##### Provided passage

Quilt berths ReAshore’d
It premiered to rave reviews at Carifesta in Barbados last year, played in Jamaica in April of this year, and this weekend Quilt Performing Arts Company is remounting its work ReAshore’d at the Philip Sherlock Centre for the Creative Arts at The University of the West Indies, Mona.
The production takes a look at the transatlantic trade in enslave Africans from a different perspective through this dynamic theatre ensemble, which utilises transformative theatre to bring across its message.
Quilt was founded nine years ago by Rayon McLean, a past student of Glenmuir High School, where he was active in the school’s choir and participated in speech and drama. He would later become a member of the Jamaica Youth Theatre created by the late Aston Cooke. He recently returned to the island after completed post-graduate studies in applied theatre at Goldsmiths, University of London.

##########
##### Stored records

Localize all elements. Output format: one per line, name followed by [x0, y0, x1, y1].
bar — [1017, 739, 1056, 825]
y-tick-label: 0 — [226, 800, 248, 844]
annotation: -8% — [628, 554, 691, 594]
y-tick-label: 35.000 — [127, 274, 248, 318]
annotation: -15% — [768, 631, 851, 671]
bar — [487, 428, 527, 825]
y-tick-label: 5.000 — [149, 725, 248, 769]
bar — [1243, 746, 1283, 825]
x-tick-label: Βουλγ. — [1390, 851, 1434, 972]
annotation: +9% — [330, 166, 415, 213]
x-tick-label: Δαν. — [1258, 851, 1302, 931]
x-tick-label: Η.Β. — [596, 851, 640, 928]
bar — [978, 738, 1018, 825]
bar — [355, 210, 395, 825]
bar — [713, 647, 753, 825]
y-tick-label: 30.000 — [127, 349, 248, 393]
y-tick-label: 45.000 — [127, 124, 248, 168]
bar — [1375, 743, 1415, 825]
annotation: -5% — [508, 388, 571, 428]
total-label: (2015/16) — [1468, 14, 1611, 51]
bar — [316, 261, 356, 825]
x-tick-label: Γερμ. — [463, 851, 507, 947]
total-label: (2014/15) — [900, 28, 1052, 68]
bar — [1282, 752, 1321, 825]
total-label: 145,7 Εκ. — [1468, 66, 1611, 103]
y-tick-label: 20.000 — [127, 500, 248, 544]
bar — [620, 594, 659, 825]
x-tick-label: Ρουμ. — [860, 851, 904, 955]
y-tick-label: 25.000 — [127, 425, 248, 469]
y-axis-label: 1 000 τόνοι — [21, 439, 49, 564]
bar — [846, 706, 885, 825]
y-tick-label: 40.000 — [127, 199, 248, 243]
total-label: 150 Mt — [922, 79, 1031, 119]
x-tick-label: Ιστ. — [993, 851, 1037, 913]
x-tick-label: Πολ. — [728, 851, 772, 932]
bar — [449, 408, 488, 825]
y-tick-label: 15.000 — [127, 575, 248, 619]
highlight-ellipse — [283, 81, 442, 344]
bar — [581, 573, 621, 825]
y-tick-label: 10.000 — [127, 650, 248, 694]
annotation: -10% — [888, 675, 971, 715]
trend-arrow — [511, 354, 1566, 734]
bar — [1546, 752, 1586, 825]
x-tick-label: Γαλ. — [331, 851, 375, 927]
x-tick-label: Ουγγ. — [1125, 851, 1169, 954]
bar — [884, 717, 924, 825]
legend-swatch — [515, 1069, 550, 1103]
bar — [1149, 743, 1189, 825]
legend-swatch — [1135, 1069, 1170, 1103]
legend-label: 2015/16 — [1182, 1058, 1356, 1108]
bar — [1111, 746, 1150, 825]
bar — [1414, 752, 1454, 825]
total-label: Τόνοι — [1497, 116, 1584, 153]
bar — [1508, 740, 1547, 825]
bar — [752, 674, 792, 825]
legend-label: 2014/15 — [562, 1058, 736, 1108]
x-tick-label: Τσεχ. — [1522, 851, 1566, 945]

##########

_Written problem 1_: From the article on ReAshore’d, return the part from "The production takes" to "University of London.".
_Written problem 2_: According to the article on ReAshore’d, who founded Quilt Performing Arts Company, and how many years ago?

_Exercise result 1_:
The production takes a look at the transatlantic trade in enslave Africans from a different perspective through this dynamic theatre ensemble, which utilises transformative theatre to bring across its message.
Quilt was founded nine years ago by Rayon McLean, a past student of Glenmuir High School, where he was active in the school’s choir and participated in speech and drama. He would later become a member of the Jamaica Youth Theatre created by the late Aston Cooke. He recently returned to the island after completed post-graduate studies in applied theatre at Goldsmiths, University of London.

_Exercise result 2_: Rayon McLean founded it nine years ago.